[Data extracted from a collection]
▬▬▬▬▬▬▬▬▬▬

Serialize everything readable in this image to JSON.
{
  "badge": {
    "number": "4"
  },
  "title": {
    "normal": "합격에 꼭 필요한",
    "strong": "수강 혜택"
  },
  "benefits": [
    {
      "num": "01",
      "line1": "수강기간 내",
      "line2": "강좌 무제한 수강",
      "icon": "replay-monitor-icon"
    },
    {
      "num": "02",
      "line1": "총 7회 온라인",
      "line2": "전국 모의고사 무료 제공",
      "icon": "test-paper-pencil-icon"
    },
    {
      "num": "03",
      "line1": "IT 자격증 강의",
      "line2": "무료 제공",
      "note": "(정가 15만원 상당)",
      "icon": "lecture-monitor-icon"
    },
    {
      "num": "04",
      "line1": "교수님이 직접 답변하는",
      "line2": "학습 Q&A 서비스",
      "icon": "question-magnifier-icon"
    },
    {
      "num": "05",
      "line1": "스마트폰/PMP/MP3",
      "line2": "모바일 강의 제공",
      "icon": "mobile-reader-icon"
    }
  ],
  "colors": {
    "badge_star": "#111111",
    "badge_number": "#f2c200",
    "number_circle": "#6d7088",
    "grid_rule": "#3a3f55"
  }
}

▬▬▬▬▬▬▬▬▬▬

Show every line in the entries where the string "icon" occurs.

      "icon": "replay-monitor-icon"
      "icon": "test-paper-pencil-icon"
      "icon": "lecture-monitor-icon"
      "icon": "question-magnifier-icon"
      "icon": "mobile-reader-icon"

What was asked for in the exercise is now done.